[Dataset listings of figures]
+-------+
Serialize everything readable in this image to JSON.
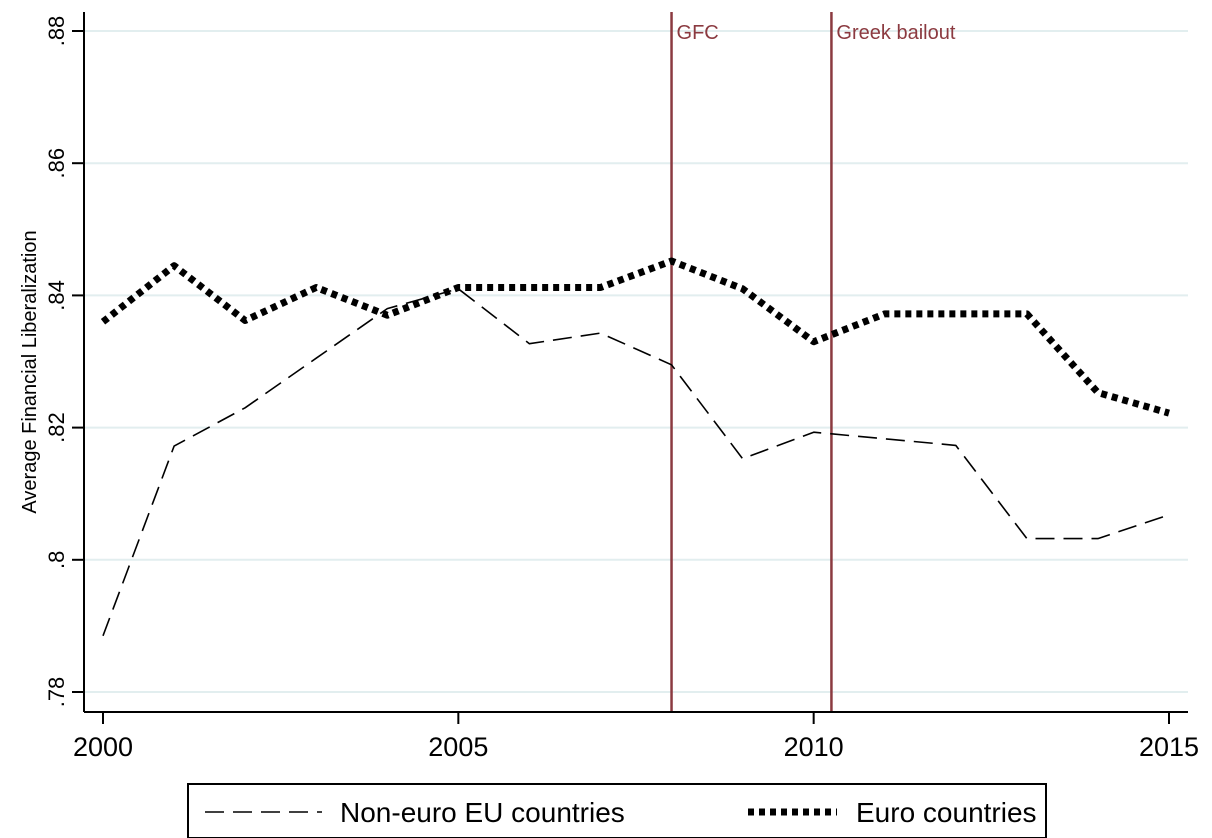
{
  "chart_data": {
    "type": "line",
    "title": "",
    "xlabel": "",
    "ylabel": "Average Financial Liberalization",
    "xlim": [
      2000,
      2015
    ],
    "ylim": [
      0.78,
      0.88
    ],
    "x_ticks": [
      2000,
      2005,
      2010,
      2015
    ],
    "x_tick_labels": [
      "2000",
      "2005",
      "2010",
      "2015"
    ],
    "y_ticks": [
      0.78,
      0.8,
      0.82,
      0.84,
      0.86,
      0.88
    ],
    "y_tick_labels": [
      ".78",
      ".8",
      ".82",
      ".84",
      ".86",
      ".88"
    ],
    "grid": true,
    "legend_position": "bottom",
    "colors": {
      "grid": "#e2eeef",
      "annotation": "#8b3a40",
      "series": "#000000"
    },
    "x": [
      2000,
      2001,
      2002,
      2003,
      2004,
      2005,
      2006,
      2007,
      2008,
      2009,
      2010,
      2011,
      2012,
      2013,
      2014,
      2015
    ],
    "series": [
      {
        "name": "Non-euro EU countries",
        "style": "dashed",
        "values": [
          0.7885,
          0.8172,
          0.823,
          0.8305,
          0.838,
          0.841,
          0.8327,
          0.8343,
          0.8295,
          0.8153,
          0.8193,
          0.8183,
          0.8173,
          0.8032,
          0.8032,
          0.8068
        ]
      },
      {
        "name": "Euro countries",
        "style": "dotted",
        "values": [
          0.836,
          0.8445,
          0.8362,
          0.8412,
          0.837,
          0.8412,
          0.8412,
          0.8412,
          0.8452,
          0.841,
          0.833,
          0.8372,
          0.8372,
          0.8372,
          0.8253,
          0.8222
        ]
      }
    ],
    "annotations": [
      {
        "x": 2008.0,
        "label": "GFC"
      },
      {
        "x": 2010.25,
        "label": "Greek bailout"
      }
    ]
  }
}
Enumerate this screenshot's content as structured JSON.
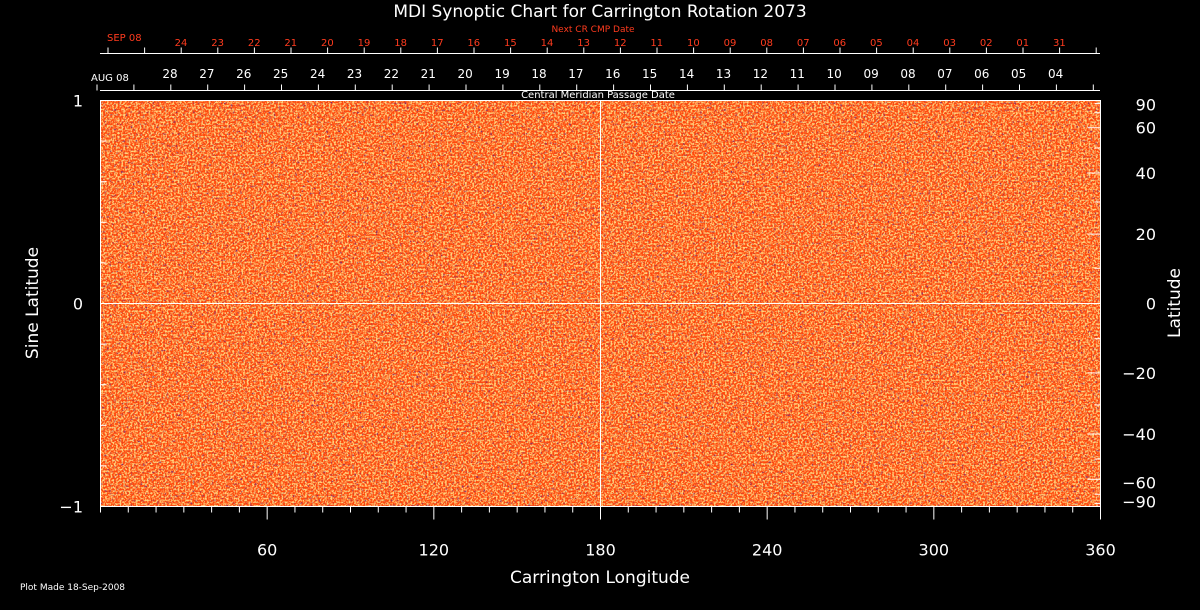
{
  "chart_data": {
    "type": "heatmap",
    "title": "MDI Synoptic Chart for Carrington Rotation 2073",
    "xlabel": "Carrington Longitude",
    "ylabel_left": "Sine Latitude",
    "ylabel_right": "Latitude",
    "xlim": [
      0,
      360
    ],
    "ylim": [
      -1,
      1
    ],
    "x_ticks": [
      60,
      120,
      180,
      240,
      300,
      360
    ],
    "y_ticks_left": [
      -1,
      0,
      1
    ],
    "y_ticks_left_labels": [
      "−1",
      "0",
      "1"
    ],
    "y_ticks_right": [
      90,
      60,
      40,
      20,
      0,
      -20,
      -40,
      -60,
      -90
    ],
    "y_ticks_right_labels": [
      "90",
      "60",
      "40",
      "20",
      "0",
      "−20",
      "−40",
      "−60",
      "−90"
    ],
    "grid_lines": {
      "vertical_at_longitude": 180,
      "horizontal_at_sine_latitude": 0
    },
    "cmp_axis_label": "Central Meridian Passage Date",
    "cmp_dates": {
      "start_label": "AUG 08",
      "days": [
        "28",
        "27",
        "26",
        "25",
        "24",
        "23",
        "22",
        "21",
        "20",
        "19",
        "18",
        "17",
        "16",
        "15",
        "14",
        "13",
        "12",
        "11",
        "10",
        "09",
        "08",
        "07",
        "06",
        "05",
        "04"
      ]
    },
    "next_cmp_axis_label": "Next CR CMP Date",
    "next_cmp_dates": {
      "start_label": "SEP 08",
      "days": [
        "24",
        "23",
        "22",
        "21",
        "20",
        "19",
        "18",
        "17",
        "16",
        "15",
        "14",
        "13",
        "12",
        "11",
        "10",
        "09",
        "08",
        "07",
        "06",
        "05",
        "04",
        "03",
        "02",
        "01",
        "31"
      ]
    },
    "colors": {
      "background": "#000000",
      "axes": "#ffffff",
      "next_cmp_text": "#ff3b1e",
      "map_base": "#ff4a0e",
      "map_light": "#ffc23a",
      "map_dark": "#2a0a3a"
    }
  },
  "footer": {
    "plot_made": "Plot Made 18-Sep-2008"
  }
}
+-------+
GIVEN PROBLEM
Without the pictures, output the full listing exactly as it stands.

FINISHED EXERCISE
Serialize everything readable in this image to JSON.
{
  "chart_data": {
    "type": "line",
    "title": "",
    "xlabel": "",
    "ylabel": "Average Financial Liberalization",
    "xlim": [
      2000,
      2015
    ],
    "ylim": [
      0.78,
      0.88
    ],
    "x_ticks": [
      2000,
      2005,
      2010,
      2015
    ],
    "x_tick_labels": [
      "2000",
      "2005",
      "2010",
      "2015"
    ],
    "y_ticks": [
      0.78,
      0.8,
      0.82,
      0.84,
      0.86,
      0.88
    ],
    "y_tick_labels": [
      ".78",
      ".8",
      ".82",
      ".84",
      ".86",
      ".88"
    ],
    "grid": true,
    "legend_position": "bottom",
    "colors": {
      "grid": "#e2eeef",
      "annotation": "#8b3a40",
      "series": "#000000"
    },
    "x": [
      2000,
      2001,
      2002,
      2003,
      2004,
      2005,
      2006,
      2007,
      2008,
      2009,
      2010,
      2011,
      2012,
      2013,
      2014,
      2015
    ],
    "series": [
      {
        "name": "Non-euro EU countries",
        "style": "dashed",
        "values": [
          0.7885,
          0.8172,
          0.823,
          0.8305,
          0.838,
          0.841,
          0.8327,
          0.8343,
          0.8295,
          0.8153,
          0.8193,
          0.8183,
          0.8173,
          0.8032,
          0.8032,
          0.8068
        ]
      },
      {
        "name": "Euro countries",
        "style": "dotted",
        "values": [
          0.836,
          0.8445,
          0.8362,
          0.8412,
          0.837,
          0.8412,
          0.8412,
          0.8412,
          0.8452,
          0.841,
          0.833,
          0.8372,
          0.8372,
          0.8372,
          0.8253,
          0.8222
        ]
      }
    ],
    "annotations": [
      {
        "x": 2008.0,
        "label": "GFC"
      },
      {
        "x": 2010.25,
        "label": "Greek bailout"
      }
    ]
  }
}
Enumerate this screenshot's content as structured JSON.
{
  "chart_data": {
    "type": "heatmap",
    "title": "MDI Synoptic Chart for Carrington Rotation 2073",
    "xlabel": "Carrington Longitude",
    "ylabel_left": "Sine Latitude",
    "ylabel_right": "Latitude",
    "xlim": [
      0,
      360
    ],
    "ylim": [
      -1,
      1
    ],
    "x_ticks": [
      60,
      120,
      180,
      240,
      300,
      360
    ],
    "y_ticks_left": [
      -1,
      0,
      1
    ],
    "y_ticks_left_labels": [
      "−1",
      "0",
      "1"
    ],
    "y_ticks_right": [
      90,
      60,
      40,
      20,
      0,
      -20,
      -40,
      -60,
      -90
    ],
    "y_ticks_right_labels": [
      "90",
      "60",
      "40",
      "20",
      "0",
      "−20",
      "−40",
      "−60",
      "−90"
    ],
    "grid_lines": {
      "vertical_at_longitude": 180,
      "horizontal_at_sine_latitude": 0
    },
    "cmp_axis_label": "Central Meridian Passage Date",
    "cmp_dates": {
      "start_label": "AUG 08",
      "days": [
        "28",
        "27",
        "26",
        "25",
        "24",
        "23",
        "22",
        "21",
        "20",
        "19",
        "18",
        "17",
        "16",
        "15",
        "14",
        "13",
        "12",
        "11",
        "10",
        "09",
        "08",
        "07",
        "06",
        "05",
        "04"
      ]
    },
    "next_cmp_axis_label": "Next CR CMP Date",
    "next_cmp_dates": {
      "start_label": "SEP 08",
      "days": [
        "24",
        "23",
        "22",
        "21",
        "20",
        "19",
        "18",
        "17",
        "16",
        "15",
        "14",
        "13",
        "12",
        "11",
        "10",
        "09",
        "08",
        "07",
        "06",
        "05",
        "04",
        "03",
        "02",
        "01",
        "31"
      ]
    },
    "colors": {
      "background": "#000000",
      "axes": "#ffffff",
      "next_cmp_text": "#ff3b1e",
      "map_base": "#ff4a0e",
      "map_light": "#ffc23a",
      "map_dark": "#2a0a3a"
    }
  },
  "footer": {
    "plot_made": "Plot Made 18-Sep-2008"
  }
}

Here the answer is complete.